[Problem description]
Copy each line containing the word "xlabel" from the records that follow, please.

[Data for processing]
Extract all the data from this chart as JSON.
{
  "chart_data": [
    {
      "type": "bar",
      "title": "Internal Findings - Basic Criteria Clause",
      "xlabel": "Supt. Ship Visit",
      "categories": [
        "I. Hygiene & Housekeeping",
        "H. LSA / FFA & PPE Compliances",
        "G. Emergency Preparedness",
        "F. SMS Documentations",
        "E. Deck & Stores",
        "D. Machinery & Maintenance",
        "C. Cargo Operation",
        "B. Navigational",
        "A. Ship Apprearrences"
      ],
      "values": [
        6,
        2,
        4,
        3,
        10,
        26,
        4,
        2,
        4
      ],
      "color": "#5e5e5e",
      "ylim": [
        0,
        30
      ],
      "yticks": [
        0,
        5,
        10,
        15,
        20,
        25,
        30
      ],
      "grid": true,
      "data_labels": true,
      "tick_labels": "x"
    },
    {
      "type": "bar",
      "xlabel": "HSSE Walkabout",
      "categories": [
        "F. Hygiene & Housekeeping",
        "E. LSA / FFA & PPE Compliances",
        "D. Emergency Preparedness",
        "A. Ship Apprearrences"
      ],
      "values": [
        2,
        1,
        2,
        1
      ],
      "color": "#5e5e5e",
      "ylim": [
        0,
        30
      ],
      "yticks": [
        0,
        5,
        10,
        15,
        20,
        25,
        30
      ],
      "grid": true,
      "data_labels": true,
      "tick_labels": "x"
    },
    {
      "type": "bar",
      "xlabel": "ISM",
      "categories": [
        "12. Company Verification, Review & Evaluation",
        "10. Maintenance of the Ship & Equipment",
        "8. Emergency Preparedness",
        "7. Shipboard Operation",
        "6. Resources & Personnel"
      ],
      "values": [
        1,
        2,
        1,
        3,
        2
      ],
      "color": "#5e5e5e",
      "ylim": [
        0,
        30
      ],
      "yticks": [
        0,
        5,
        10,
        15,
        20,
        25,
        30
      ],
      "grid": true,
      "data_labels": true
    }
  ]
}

[Reply]
      "xlabel": "Supt. Ship Visit",
      "xlabel": "HSSE Walkabout",
      "xlabel": "ISM",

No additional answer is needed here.